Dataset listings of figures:
-- start --
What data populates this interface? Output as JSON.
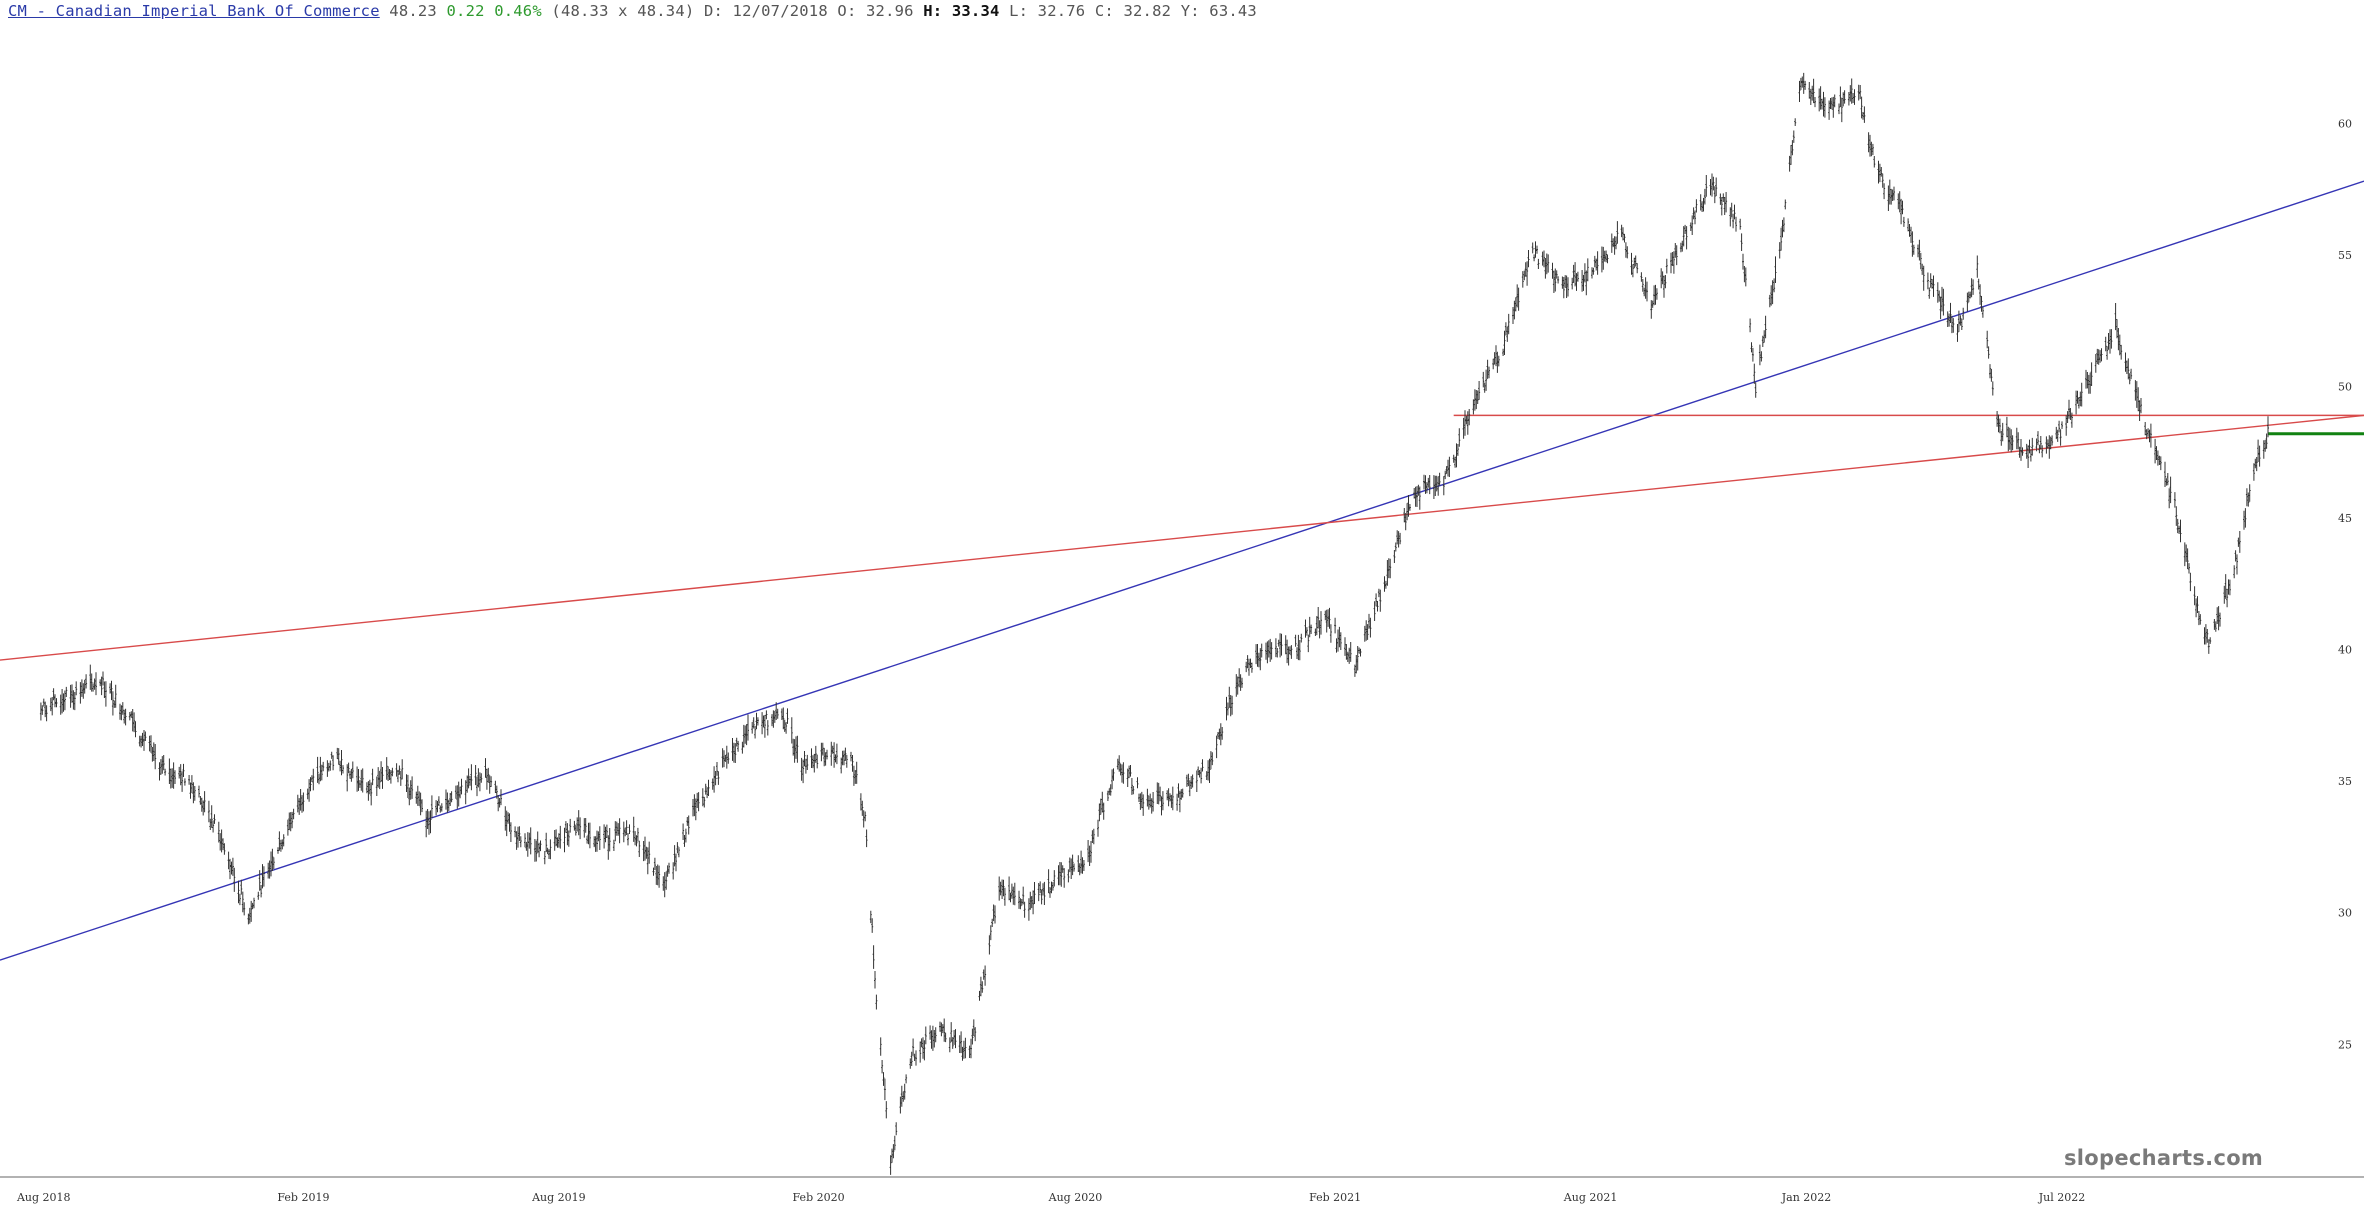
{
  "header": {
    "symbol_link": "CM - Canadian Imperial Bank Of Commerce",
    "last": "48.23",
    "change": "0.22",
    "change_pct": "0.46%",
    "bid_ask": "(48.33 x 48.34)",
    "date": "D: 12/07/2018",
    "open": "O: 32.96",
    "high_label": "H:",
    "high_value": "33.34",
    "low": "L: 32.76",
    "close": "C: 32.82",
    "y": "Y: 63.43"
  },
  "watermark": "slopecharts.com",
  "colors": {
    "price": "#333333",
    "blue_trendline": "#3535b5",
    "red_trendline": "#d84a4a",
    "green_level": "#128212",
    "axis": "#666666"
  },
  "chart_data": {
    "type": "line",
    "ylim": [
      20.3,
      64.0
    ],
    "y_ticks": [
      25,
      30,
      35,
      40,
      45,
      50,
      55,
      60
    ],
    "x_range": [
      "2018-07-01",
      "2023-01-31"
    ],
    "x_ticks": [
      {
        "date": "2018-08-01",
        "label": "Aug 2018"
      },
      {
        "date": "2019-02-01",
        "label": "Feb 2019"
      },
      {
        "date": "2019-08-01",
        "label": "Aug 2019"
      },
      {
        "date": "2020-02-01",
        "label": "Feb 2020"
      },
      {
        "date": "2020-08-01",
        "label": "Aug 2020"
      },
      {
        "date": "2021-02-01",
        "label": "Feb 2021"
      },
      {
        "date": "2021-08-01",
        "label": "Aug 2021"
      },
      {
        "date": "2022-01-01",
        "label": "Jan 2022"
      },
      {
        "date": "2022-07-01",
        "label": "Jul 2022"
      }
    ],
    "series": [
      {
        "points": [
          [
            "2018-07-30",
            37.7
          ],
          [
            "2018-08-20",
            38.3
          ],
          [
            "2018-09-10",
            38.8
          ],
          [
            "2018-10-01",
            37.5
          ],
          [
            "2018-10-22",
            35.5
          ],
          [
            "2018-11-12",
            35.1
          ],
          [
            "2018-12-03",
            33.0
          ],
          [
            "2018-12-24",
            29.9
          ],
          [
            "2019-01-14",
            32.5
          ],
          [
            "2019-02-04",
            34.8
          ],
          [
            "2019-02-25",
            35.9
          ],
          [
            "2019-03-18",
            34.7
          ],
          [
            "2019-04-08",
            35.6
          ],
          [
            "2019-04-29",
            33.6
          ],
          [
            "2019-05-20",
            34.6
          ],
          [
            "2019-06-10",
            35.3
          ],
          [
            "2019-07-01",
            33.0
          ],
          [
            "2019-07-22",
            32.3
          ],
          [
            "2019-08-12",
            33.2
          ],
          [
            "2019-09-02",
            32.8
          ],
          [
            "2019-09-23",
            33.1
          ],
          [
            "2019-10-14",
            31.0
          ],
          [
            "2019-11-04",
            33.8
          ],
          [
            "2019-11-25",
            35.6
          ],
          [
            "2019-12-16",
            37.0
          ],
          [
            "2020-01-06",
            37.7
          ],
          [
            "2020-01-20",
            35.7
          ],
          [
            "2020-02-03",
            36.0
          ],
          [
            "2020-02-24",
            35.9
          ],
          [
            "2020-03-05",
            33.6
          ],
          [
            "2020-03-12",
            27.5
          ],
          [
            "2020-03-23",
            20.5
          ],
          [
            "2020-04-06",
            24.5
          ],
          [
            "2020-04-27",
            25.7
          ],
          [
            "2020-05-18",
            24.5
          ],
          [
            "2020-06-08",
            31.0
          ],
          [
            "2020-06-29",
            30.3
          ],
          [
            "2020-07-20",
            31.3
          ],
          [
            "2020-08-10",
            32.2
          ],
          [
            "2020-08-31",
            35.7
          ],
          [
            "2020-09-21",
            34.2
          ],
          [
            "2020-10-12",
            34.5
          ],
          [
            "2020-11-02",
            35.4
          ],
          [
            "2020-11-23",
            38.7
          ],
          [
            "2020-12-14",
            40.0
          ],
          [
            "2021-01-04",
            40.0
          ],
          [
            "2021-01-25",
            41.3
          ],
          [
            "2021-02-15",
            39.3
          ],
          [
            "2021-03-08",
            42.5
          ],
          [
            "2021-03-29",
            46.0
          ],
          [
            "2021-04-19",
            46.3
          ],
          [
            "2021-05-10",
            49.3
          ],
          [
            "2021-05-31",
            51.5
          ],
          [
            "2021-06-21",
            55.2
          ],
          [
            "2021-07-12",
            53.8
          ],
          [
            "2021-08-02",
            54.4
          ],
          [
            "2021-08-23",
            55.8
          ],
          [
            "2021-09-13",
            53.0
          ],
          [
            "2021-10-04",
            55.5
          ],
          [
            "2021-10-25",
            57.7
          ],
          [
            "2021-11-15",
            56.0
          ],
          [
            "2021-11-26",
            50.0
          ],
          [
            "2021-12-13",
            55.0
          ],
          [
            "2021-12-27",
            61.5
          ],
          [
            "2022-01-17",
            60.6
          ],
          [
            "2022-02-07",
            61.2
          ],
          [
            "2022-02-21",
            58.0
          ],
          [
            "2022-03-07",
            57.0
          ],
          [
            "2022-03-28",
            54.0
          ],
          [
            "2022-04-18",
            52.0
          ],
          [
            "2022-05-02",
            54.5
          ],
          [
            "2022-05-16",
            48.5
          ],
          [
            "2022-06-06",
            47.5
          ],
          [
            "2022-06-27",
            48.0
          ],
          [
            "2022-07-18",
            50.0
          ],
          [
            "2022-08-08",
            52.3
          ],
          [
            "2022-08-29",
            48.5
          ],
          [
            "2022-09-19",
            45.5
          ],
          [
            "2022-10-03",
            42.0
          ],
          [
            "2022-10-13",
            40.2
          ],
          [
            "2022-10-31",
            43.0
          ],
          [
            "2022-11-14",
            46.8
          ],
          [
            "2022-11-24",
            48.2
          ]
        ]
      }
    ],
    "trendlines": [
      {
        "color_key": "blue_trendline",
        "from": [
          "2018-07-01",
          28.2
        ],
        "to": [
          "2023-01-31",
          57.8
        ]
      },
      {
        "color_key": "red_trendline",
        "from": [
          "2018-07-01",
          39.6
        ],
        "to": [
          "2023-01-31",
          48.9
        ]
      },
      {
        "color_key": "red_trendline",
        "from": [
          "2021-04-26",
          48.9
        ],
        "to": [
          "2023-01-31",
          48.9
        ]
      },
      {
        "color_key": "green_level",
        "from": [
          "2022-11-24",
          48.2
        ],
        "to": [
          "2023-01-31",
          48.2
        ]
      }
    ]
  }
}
-- end --
**AIM**.
Transcribe the material as is, with images omitted.

**REPLY**.
What data populates this interface? Output as JSON.
{
  "header": {
    "symbol_link": "CM - Canadian Imperial Bank Of Commerce",
    "last": "48.23",
    "change": "0.22",
    "change_pct": "0.46%",
    "bid_ask": "(48.33 x 48.34)",
    "date": "D: 12/07/2018",
    "open": "O: 32.96",
    "high_label": "H:",
    "high_value": "33.34",
    "low": "L: 32.76",
    "close": "C: 32.82",
    "y": "Y: 63.43"
  },
  "watermark": "slopecharts.com",
  "colors": {
    "price": "#333333",
    "blue_trendline": "#3535b5",
    "red_trendline": "#d84a4a",
    "green_level": "#128212",
    "axis": "#666666"
  },
  "chart_data": {
    "type": "line",
    "ylim": [
      20.3,
      64.0
    ],
    "y_ticks": [
      25,
      30,
      35,
      40,
      45,
      50,
      55,
      60
    ],
    "x_range": [
      "2018-07-01",
      "2023-01-31"
    ],
    "x_ticks": [
      {
        "date": "2018-08-01",
        "label": "Aug 2018"
      },
      {
        "date": "2019-02-01",
        "label": "Feb 2019"
      },
      {
        "date": "2019-08-01",
        "label": "Aug 2019"
      },
      {
        "date": "2020-02-01",
        "label": "Feb 2020"
      },
      {
        "date": "2020-08-01",
        "label": "Aug 2020"
      },
      {
        "date": "2021-02-01",
        "label": "Feb 2021"
      },
      {
        "date": "2021-08-01",
        "label": "Aug 2021"
      },
      {
        "date": "2022-01-01",
        "label": "Jan 2022"
      },
      {
        "date": "2022-07-01",
        "label": "Jul 2022"
      }
    ],
    "series": [
      {
        "points": [
          [
            "2018-07-30",
            37.7
          ],
          [
            "2018-08-20",
            38.3
          ],
          [
            "2018-09-10",
            38.8
          ],
          [
            "2018-10-01",
            37.5
          ],
          [
            "2018-10-22",
            35.5
          ],
          [
            "2018-11-12",
            35.1
          ],
          [
            "2018-12-03",
            33.0
          ],
          [
            "2018-12-24",
            29.9
          ],
          [
            "2019-01-14",
            32.5
          ],
          [
            "2019-02-04",
            34.8
          ],
          [
            "2019-02-25",
            35.9
          ],
          [
            "2019-03-18",
            34.7
          ],
          [
            "2019-04-08",
            35.6
          ],
          [
            "2019-04-29",
            33.6
          ],
          [
            "2019-05-20",
            34.6
          ],
          [
            "2019-06-10",
            35.3
          ],
          [
            "2019-07-01",
            33.0
          ],
          [
            "2019-07-22",
            32.3
          ],
          [
            "2019-08-12",
            33.2
          ],
          [
            "2019-09-02",
            32.8
          ],
          [
            "2019-09-23",
            33.1
          ],
          [
            "2019-10-14",
            31.0
          ],
          [
            "2019-11-04",
            33.8
          ],
          [
            "2019-11-25",
            35.6
          ],
          [
            "2019-12-16",
            37.0
          ],
          [
            "2020-01-06",
            37.7
          ],
          [
            "2020-01-20",
            35.7
          ],
          [
            "2020-02-03",
            36.0
          ],
          [
            "2020-02-24",
            35.9
          ],
          [
            "2020-03-05",
            33.6
          ],
          [
            "2020-03-12",
            27.5
          ],
          [
            "2020-03-23",
            20.5
          ],
          [
            "2020-04-06",
            24.5
          ],
          [
            "2020-04-27",
            25.7
          ],
          [
            "2020-05-18",
            24.5
          ],
          [
            "2020-06-08",
            31.0
          ],
          [
            "2020-06-29",
            30.3
          ],
          [
            "2020-07-20",
            31.3
          ],
          [
            "2020-08-10",
            32.2
          ],
          [
            "2020-08-31",
            35.7
          ],
          [
            "2020-09-21",
            34.2
          ],
          [
            "2020-10-12",
            34.5
          ],
          [
            "2020-11-02",
            35.4
          ],
          [
            "2020-11-23",
            38.7
          ],
          [
            "2020-12-14",
            40.0
          ],
          [
            "2021-01-04",
            40.0
          ],
          [
            "2021-01-25",
            41.3
          ],
          [
            "2021-02-15",
            39.3
          ],
          [
            "2021-03-08",
            42.5
          ],
          [
            "2021-03-29",
            46.0
          ],
          [
            "2021-04-19",
            46.3
          ],
          [
            "2021-05-10",
            49.3
          ],
          [
            "2021-05-31",
            51.5
          ],
          [
            "2021-06-21",
            55.2
          ],
          [
            "2021-07-12",
            53.8
          ],
          [
            "2021-08-02",
            54.4
          ],
          [
            "2021-08-23",
            55.8
          ],
          [
            "2021-09-13",
            53.0
          ],
          [
            "2021-10-04",
            55.5
          ],
          [
            "2021-10-25",
            57.7
          ],
          [
            "2021-11-15",
            56.0
          ],
          [
            "2021-11-26",
            50.0
          ],
          [
            "2021-12-13",
            55.0
          ],
          [
            "2021-12-27",
            61.5
          ],
          [
            "2022-01-17",
            60.6
          ],
          [
            "2022-02-07",
            61.2
          ],
          [
            "2022-02-21",
            58.0
          ],
          [
            "2022-03-07",
            57.0
          ],
          [
            "2022-03-28",
            54.0
          ],
          [
            "2022-04-18",
            52.0
          ],
          [
            "2022-05-02",
            54.5
          ],
          [
            "2022-05-16",
            48.5
          ],
          [
            "2022-06-06",
            47.5
          ],
          [
            "2022-06-27",
            48.0
          ],
          [
            "2022-07-18",
            50.0
          ],
          [
            "2022-08-08",
            52.3
          ],
          [
            "2022-08-29",
            48.5
          ],
          [
            "2022-09-19",
            45.5
          ],
          [
            "2022-10-03",
            42.0
          ],
          [
            "2022-10-13",
            40.2
          ],
          [
            "2022-10-31",
            43.0
          ],
          [
            "2022-11-14",
            46.8
          ],
          [
            "2022-11-24",
            48.2
          ]
        ]
      }
    ],
    "trendlines": [
      {
        "color_key": "blue_trendline",
        "from": [
          "2018-07-01",
          28.2
        ],
        "to": [
          "2023-01-31",
          57.8
        ]
      },
      {
        "color_key": "red_trendline",
        "from": [
          "2018-07-01",
          39.6
        ],
        "to": [
          "2023-01-31",
          48.9
        ]
      },
      {
        "color_key": "red_trendline",
        "from": [
          "2021-04-26",
          48.9
        ],
        "to": [
          "2023-01-31",
          48.9
        ]
      },
      {
        "color_key": "green_level",
        "from": [
          "2022-11-24",
          48.2
        ],
        "to": [
          "2023-01-31",
          48.2
        ]
      }
    ]
  }
}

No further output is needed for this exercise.